Dataset records

• • • • •

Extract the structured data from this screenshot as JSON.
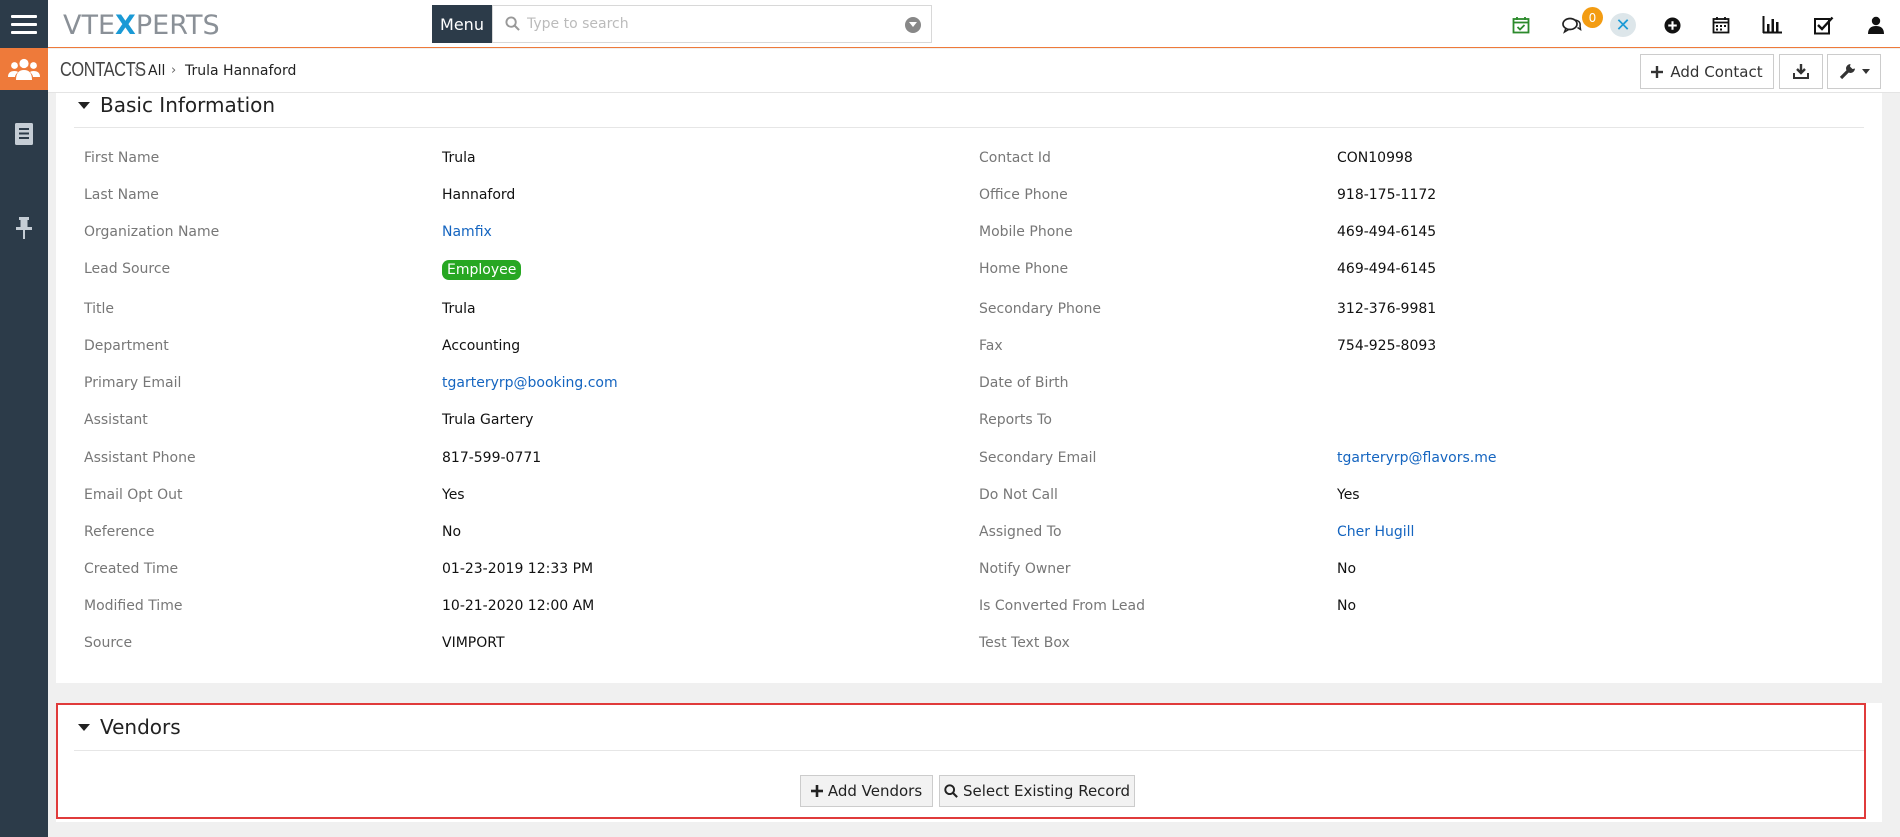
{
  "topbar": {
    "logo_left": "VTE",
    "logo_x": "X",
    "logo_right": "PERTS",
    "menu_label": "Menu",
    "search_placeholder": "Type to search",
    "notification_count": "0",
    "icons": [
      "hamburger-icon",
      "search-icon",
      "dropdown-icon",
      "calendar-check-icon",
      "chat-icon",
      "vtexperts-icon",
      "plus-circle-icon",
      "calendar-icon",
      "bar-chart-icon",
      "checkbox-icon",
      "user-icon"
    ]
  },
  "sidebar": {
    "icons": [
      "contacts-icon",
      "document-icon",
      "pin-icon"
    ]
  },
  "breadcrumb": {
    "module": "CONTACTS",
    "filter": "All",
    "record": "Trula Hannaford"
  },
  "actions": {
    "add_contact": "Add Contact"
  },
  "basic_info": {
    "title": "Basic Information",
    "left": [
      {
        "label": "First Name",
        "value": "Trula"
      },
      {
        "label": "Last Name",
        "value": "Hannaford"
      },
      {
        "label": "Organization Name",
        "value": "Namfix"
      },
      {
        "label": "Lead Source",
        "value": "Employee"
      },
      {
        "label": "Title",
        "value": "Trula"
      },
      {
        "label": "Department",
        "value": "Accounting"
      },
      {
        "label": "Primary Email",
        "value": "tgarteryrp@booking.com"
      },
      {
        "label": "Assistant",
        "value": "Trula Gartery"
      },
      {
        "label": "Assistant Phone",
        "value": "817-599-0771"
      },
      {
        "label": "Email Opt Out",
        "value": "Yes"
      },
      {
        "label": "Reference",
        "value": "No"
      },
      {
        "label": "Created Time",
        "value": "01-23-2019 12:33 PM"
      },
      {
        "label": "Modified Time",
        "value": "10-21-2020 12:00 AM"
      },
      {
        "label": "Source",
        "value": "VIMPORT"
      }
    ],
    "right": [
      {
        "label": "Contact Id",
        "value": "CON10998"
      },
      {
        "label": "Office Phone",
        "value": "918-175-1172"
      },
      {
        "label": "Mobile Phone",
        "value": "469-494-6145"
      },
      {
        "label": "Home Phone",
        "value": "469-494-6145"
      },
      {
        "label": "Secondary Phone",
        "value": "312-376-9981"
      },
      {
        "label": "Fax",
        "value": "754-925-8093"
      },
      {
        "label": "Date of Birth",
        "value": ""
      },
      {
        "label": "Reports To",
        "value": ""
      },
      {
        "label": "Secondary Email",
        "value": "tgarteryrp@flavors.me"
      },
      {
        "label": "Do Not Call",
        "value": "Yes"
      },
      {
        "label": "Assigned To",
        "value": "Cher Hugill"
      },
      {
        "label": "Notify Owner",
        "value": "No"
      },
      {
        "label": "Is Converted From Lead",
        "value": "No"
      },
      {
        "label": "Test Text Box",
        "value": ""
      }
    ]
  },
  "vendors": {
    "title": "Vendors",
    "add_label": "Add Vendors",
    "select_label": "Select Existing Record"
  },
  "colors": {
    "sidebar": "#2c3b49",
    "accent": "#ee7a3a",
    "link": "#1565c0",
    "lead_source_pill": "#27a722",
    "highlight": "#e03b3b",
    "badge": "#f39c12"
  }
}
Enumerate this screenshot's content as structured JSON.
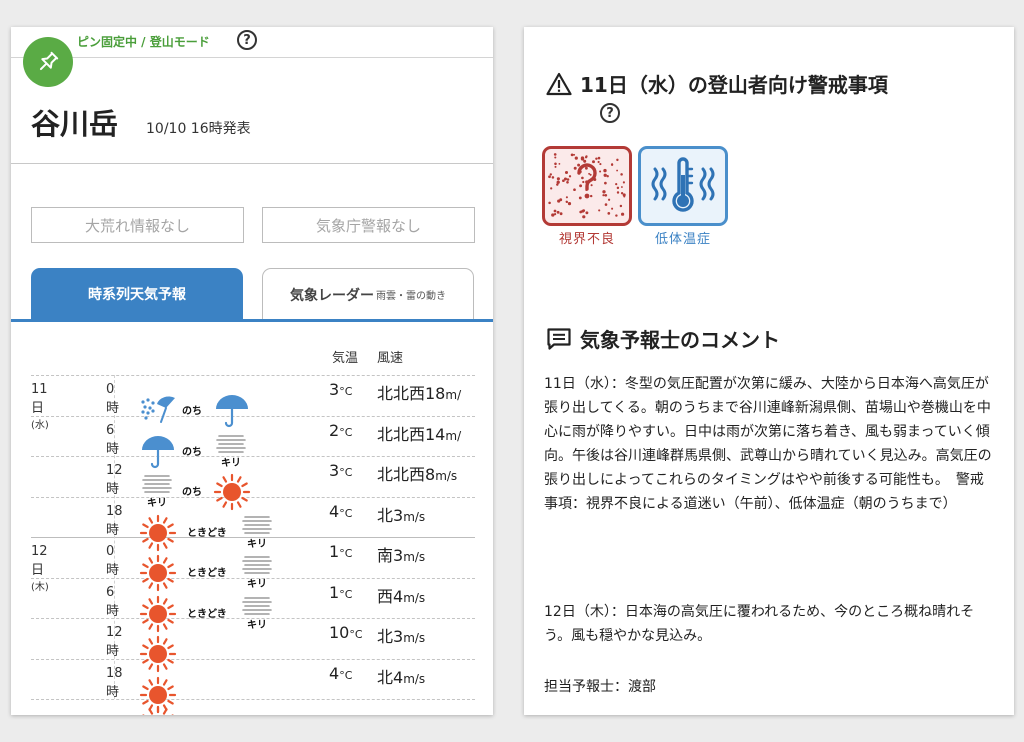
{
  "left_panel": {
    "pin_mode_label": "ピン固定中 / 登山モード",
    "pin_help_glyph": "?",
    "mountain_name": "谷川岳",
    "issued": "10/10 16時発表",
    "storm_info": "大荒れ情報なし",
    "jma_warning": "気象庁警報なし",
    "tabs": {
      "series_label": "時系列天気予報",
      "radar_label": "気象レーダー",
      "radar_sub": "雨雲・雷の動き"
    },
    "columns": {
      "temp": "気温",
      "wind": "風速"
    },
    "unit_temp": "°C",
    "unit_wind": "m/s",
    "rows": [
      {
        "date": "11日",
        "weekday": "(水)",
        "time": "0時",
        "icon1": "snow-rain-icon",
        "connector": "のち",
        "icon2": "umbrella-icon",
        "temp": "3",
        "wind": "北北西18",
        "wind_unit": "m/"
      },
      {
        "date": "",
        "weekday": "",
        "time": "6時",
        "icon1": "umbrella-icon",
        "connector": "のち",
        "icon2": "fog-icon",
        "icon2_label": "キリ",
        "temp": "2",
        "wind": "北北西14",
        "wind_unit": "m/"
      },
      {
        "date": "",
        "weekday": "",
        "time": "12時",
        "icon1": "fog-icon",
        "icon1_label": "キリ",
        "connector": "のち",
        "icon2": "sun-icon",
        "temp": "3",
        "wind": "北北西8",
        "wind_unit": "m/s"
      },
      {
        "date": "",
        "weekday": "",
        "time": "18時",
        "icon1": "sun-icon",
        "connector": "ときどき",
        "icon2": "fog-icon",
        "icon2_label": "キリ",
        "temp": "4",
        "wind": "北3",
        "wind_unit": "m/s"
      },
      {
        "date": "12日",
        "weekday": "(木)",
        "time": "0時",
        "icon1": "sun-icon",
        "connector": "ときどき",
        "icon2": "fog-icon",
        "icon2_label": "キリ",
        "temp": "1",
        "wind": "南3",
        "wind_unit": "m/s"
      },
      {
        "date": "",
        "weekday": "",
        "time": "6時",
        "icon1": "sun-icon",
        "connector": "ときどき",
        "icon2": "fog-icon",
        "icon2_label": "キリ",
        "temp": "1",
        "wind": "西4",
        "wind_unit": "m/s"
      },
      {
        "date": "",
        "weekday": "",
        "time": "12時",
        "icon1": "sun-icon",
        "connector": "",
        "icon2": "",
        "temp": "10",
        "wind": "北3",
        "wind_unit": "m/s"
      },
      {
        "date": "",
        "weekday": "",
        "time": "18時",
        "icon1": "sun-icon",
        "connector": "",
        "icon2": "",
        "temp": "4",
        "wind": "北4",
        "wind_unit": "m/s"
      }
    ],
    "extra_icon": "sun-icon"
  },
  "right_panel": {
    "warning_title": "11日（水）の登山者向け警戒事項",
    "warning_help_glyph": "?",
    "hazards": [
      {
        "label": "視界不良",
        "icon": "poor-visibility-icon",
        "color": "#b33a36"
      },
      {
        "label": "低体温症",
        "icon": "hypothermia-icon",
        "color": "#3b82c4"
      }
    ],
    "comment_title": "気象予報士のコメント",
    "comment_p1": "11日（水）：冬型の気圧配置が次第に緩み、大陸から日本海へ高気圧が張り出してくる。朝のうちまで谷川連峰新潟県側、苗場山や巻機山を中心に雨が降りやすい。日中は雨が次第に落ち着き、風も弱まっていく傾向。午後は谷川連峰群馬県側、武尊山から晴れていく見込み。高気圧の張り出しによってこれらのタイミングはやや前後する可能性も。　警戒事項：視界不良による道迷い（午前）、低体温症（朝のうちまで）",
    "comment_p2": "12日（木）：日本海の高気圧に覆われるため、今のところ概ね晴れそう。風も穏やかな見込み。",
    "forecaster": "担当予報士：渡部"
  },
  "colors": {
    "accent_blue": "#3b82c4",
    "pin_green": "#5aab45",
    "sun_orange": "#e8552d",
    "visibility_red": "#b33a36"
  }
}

• • • • •

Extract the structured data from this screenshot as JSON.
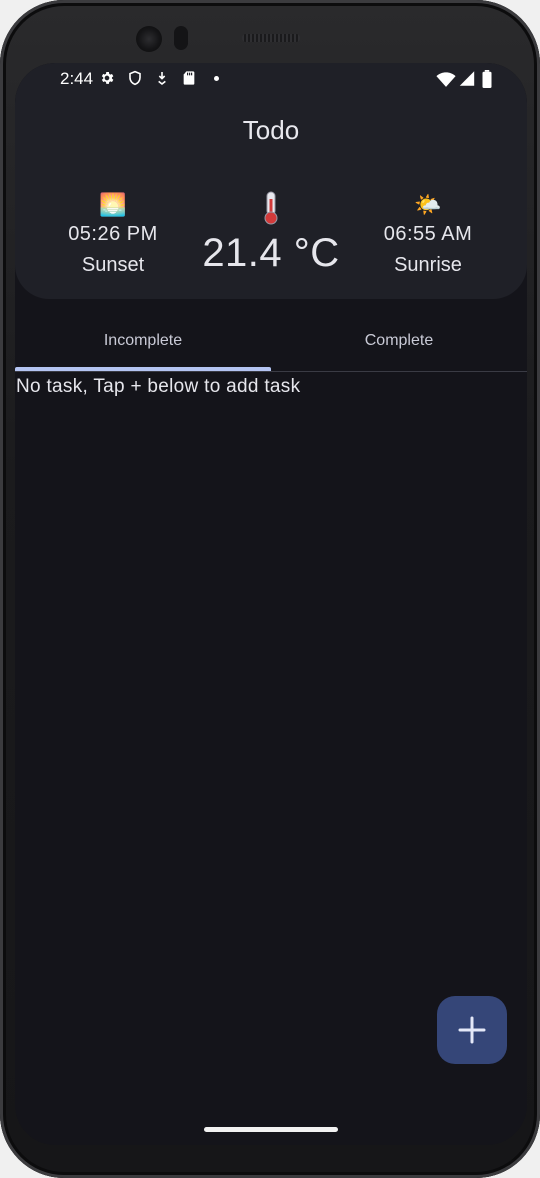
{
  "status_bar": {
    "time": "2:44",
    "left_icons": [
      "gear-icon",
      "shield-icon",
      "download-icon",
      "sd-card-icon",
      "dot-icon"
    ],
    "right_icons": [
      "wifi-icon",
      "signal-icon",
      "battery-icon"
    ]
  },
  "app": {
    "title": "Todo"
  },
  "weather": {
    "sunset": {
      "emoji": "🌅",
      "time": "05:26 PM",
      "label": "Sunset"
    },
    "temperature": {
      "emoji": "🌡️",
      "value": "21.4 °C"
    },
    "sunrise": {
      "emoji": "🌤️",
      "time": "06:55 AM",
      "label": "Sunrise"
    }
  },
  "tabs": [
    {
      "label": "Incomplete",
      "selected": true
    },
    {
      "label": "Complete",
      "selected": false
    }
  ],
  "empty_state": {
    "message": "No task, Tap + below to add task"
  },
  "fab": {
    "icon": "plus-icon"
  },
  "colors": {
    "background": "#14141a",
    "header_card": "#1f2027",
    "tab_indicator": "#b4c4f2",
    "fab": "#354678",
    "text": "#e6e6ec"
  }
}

• • • • •

* _Given task_
Go through the entries above and pull out each line with "search" in it.

* _Task solution_
    "search_placeholder": "Type to search",
      "search-icon",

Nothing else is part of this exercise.